The listing below is to be output in its exact form.
--- START RECORDS SHOWN ---
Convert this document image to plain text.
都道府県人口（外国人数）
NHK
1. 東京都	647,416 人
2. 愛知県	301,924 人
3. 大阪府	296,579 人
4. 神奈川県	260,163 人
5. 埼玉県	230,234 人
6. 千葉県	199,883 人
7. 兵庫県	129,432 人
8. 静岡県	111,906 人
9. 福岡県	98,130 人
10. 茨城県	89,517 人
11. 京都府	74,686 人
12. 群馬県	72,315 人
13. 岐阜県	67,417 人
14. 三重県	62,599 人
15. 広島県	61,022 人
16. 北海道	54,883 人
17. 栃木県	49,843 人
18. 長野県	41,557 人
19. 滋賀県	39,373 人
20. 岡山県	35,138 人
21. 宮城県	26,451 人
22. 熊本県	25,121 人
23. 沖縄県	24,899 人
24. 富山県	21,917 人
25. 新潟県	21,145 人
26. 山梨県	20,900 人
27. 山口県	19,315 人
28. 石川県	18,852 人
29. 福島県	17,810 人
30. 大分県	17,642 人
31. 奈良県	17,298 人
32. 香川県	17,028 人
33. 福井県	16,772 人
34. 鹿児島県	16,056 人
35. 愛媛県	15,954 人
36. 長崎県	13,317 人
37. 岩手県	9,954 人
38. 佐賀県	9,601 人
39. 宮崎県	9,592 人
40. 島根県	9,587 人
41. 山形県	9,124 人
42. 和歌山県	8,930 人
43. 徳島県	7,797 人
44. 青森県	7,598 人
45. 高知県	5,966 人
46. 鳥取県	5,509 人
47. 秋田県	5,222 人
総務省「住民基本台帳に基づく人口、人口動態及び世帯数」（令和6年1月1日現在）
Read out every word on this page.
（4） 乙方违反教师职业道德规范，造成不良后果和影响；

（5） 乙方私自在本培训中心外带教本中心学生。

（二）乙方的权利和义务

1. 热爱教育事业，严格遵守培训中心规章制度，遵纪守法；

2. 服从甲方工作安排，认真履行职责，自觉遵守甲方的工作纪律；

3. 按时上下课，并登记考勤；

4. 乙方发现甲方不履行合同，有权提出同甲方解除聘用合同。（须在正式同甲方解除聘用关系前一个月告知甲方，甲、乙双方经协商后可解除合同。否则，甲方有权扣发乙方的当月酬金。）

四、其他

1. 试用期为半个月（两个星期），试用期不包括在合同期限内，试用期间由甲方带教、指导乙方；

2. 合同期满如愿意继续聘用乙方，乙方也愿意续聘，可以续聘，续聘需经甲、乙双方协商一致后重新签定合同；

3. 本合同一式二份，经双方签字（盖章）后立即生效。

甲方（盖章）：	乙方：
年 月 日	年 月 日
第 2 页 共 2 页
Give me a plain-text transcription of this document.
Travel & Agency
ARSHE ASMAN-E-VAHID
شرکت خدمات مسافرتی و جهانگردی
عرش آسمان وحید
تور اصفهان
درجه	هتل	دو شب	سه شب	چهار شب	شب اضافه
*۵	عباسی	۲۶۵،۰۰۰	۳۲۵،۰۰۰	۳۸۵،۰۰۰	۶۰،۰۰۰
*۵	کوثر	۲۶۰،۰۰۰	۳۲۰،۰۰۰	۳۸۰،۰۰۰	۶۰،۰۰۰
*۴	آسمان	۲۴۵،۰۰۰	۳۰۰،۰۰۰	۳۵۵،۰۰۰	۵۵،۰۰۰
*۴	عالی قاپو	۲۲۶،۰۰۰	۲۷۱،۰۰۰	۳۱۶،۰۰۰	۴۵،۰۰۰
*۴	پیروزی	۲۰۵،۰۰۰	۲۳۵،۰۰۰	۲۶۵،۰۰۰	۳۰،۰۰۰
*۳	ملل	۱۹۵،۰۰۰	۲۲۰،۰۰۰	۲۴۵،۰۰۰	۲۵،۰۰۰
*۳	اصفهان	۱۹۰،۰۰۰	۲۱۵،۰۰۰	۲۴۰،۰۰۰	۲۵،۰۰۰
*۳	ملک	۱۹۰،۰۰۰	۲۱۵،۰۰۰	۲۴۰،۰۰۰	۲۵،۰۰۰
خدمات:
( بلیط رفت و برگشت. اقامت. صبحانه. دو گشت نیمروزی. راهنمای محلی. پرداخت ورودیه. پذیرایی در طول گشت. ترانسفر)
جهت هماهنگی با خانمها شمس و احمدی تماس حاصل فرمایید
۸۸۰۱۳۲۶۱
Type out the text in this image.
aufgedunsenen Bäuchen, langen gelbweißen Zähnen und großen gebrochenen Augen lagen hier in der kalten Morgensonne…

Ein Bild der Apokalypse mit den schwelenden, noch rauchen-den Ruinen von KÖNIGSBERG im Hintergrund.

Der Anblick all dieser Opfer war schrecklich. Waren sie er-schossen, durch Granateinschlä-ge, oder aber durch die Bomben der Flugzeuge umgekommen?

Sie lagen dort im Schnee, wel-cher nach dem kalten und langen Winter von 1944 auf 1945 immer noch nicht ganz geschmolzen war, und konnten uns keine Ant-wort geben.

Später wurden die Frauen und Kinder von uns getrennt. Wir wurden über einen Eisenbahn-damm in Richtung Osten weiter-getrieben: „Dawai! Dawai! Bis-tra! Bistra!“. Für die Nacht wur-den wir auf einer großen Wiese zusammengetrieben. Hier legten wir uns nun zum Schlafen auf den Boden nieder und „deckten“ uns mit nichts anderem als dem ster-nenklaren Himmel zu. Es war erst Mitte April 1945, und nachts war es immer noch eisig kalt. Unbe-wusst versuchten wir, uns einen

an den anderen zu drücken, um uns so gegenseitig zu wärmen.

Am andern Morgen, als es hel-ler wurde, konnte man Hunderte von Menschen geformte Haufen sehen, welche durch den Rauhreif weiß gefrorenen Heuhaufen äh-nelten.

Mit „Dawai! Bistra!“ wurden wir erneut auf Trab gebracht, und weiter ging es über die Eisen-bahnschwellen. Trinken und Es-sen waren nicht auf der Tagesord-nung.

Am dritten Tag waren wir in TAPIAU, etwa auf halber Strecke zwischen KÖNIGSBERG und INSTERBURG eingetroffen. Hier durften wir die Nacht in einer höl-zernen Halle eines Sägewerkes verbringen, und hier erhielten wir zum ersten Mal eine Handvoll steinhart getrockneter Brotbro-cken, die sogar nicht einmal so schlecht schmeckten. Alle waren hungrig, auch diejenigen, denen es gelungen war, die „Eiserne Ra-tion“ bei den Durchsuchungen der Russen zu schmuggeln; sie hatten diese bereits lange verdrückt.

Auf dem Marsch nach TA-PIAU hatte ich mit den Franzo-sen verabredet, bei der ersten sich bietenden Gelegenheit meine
--- END RECORDS SHOWN ---
__PROBLEM SOLUTION__
Convert this document image to plain text.
都道府県人口（外国人数）
NHK
1. 東京都	647,416 人
2. 愛知県	301,924 人
3. 大阪府	296,579 人
4. 神奈川県	260,163 人
5. 埼玉県	230,234 人
6. 千葉県	199,883 人
7. 兵庫県	129,432 人
8. 静岡県	111,906 人
9. 福岡県	98,130 人
10. 茨城県	89,517 人
11. 京都府	74,686 人
12. 群馬県	72,315 人
13. 岐阜県	67,417 人
14. 三重県	62,599 人
15. 広島県	61,022 人
16. 北海道	54,883 人
17. 栃木県	49,843 人
18. 長野県	41,557 人
19. 滋賀県	39,373 人
20. 岡山県	35,138 人
21. 宮城県	26,451 人
22. 熊本県	25,121 人
23. 沖縄県	24,899 人
24. 富山県	21,917 人
25. 新潟県	21,145 人
26. 山梨県	20,900 人
27. 山口県	19,315 人
28. 石川県	18,852 人
29. 福島県	17,810 人
30. 大分県	17,642 人
31. 奈良県	17,298 人
32. 香川県	17,028 人
33. 福井県	16,772 人
34. 鹿児島県	16,056 人
35. 愛媛県	15,954 人
36. 長崎県	13,317 人
37. 岩手県	9,954 人
38. 佐賀県	9,601 人
39. 宮崎県	9,592 人
40. 島根県	9,587 人
41. 山形県	9,124 人
42. 和歌山県	8,930 人
43. 徳島県	7,797 人
44. 青森県	7,598 人
45. 高知県	5,966 人
46. 鳥取県	5,509 人
47. 秋田県	5,222 人
総務省「住民基本台帳に基づく人口、人口動態及び世帯数」（令和6年1月1日現在）
Read out every word on this page.
（4） 乙方违反教师职业道德规范，造成不良后果和影响；

（5） 乙方私自在本培训中心外带教本中心学生。

（二）乙方的权利和义务

1. 热爱教育事业，严格遵守培训中心规章制度，遵纪守法；

2. 服从甲方工作安排，认真履行职责，自觉遵守甲方的工作纪律；

3. 按时上下课，并登记考勤；

4. 乙方发现甲方不履行合同，有权提出同甲方解除聘用合同。（须在正式同甲方解除聘用关系前一个月告知甲方，甲、乙双方经协商后可解除合同。否则，甲方有权扣发乙方的当月酬金。）

四、其他

1. 试用期为半个月（两个星期），试用期不包括在合同期限内，试用期间由甲方带教、指导乙方；

2. 合同期满如愿意继续聘用乙方，乙方也愿意续聘，可以续聘，续聘需经甲、乙双方协商一致后重新签定合同；

3. 本合同一式二份，经双方签字（盖章）后立即生效。

甲方（盖章）：	乙方：
年 月 日	年 月 日
第 2 页 共 2 页
Give me a plain-text transcription of this document.
Travel & Agency
ARSHE ASMAN-E-VAHID
شرکت خدمات مسافرتی و جهانگردی
عرش آسمان وحید
تور اصفهان
درجه	هتل	دو شب	سه شب	چهار شب	شب اضافه
*۵	عباسی	۲۶۵،۰۰۰	۳۲۵،۰۰۰	۳۸۵،۰۰۰	۶۰،۰۰۰
*۵	کوثر	۲۶۰،۰۰۰	۳۲۰،۰۰۰	۳۸۰،۰۰۰	۶۰،۰۰۰
*۴	آسمان	۲۴۵،۰۰۰	۳۰۰،۰۰۰	۳۵۵،۰۰۰	۵۵،۰۰۰
*۴	عالی قاپو	۲۲۶،۰۰۰	۲۷۱،۰۰۰	۳۱۶،۰۰۰	۴۵،۰۰۰
*۴	پیروزی	۲۰۵،۰۰۰	۲۳۵،۰۰۰	۲۶۵،۰۰۰	۳۰،۰۰۰
*۳	ملل	۱۹۵،۰۰۰	۲۲۰،۰۰۰	۲۴۵،۰۰۰	۲۵،۰۰۰
*۳	اصفهان	۱۹۰،۰۰۰	۲۱۵،۰۰۰	۲۴۰،۰۰۰	۲۵،۰۰۰
*۳	ملک	۱۹۰،۰۰۰	۲۱۵،۰۰۰	۲۴۰،۰۰۰	۲۵،۰۰۰
خدمات:
( بلیط رفت و برگشت. اقامت. صبحانه. دو گشت نیمروزی. راهنمای محلی. پرداخت ورودیه. پذیرایی در طول گشت. ترانسفر)
جهت هماهنگی با خانمها شمس و احمدی تماس حاصل فرمایید
۸۸۰۱۳۲۶۱
Type out the text in this image.
aufgedunsenen Bäuchen, langen gelbweißen Zähnen und großen gebrochenen Augen lagen hier in der kalten Morgensonne…

Ein Bild der Apokalypse mit den schwelenden, noch rauchen-den Ruinen von KÖNIGSBERG im Hintergrund.

Der Anblick all dieser Opfer war schrecklich. Waren sie er-schossen, durch Granateinschlä-ge, oder aber durch die Bomben der Flugzeuge umgekommen?

Sie lagen dort im Schnee, wel-cher nach dem kalten und langen Winter von 1944 auf 1945 immer noch nicht ganz geschmolzen war, und konnten uns keine Ant-wort geben.

Später wurden die Frauen und Kinder von uns getrennt. Wir wurden über einen Eisenbahn-damm in Richtung Osten weiter-getrieben: „Dawai! Dawai! Bis-tra! Bistra!“. Für die Nacht wur-den wir auf einer großen Wiese zusammengetrieben. Hier legten wir uns nun zum Schlafen auf den Boden nieder und „deckten“ uns mit nichts anderem als dem ster-nenklaren Himmel zu. Es war erst Mitte April 1945, und nachts war es immer noch eisig kalt. Unbe-wusst versuchten wir, uns einen

an den anderen zu drücken, um uns so gegenseitig zu wärmen.

Am andern Morgen, als es hel-ler wurde, konnte man Hunderte von Menschen geformte Haufen sehen, welche durch den Rauhreif weiß gefrorenen Heuhaufen äh-nelten.

Mit „Dawai! Bistra!“ wurden wir erneut auf Trab gebracht, und weiter ging es über die Eisen-bahnschwellen. Trinken und Es-sen waren nicht auf der Tagesord-nung.

Am dritten Tag waren wir in TAPIAU, etwa auf halber Strecke zwischen KÖNIGSBERG und INSTERBURG eingetroffen. Hier durften wir die Nacht in einer höl-zernen Halle eines Sägewerkes verbringen, und hier erhielten wir zum ersten Mal eine Handvoll steinhart getrockneter Brotbro-cken, die sogar nicht einmal so schlecht schmeckten. Alle waren hungrig, auch diejenigen, denen es gelungen war, die „Eiserne Ra-tion“ bei den Durchsuchungen der Russen zu schmuggeln; sie hatten diese bereits lange verdrückt.

Auf dem Marsch nach TA-PIAU hatte ich mit den Franzo-sen verabredet, bei der ersten sich bietenden Gelegenheit meine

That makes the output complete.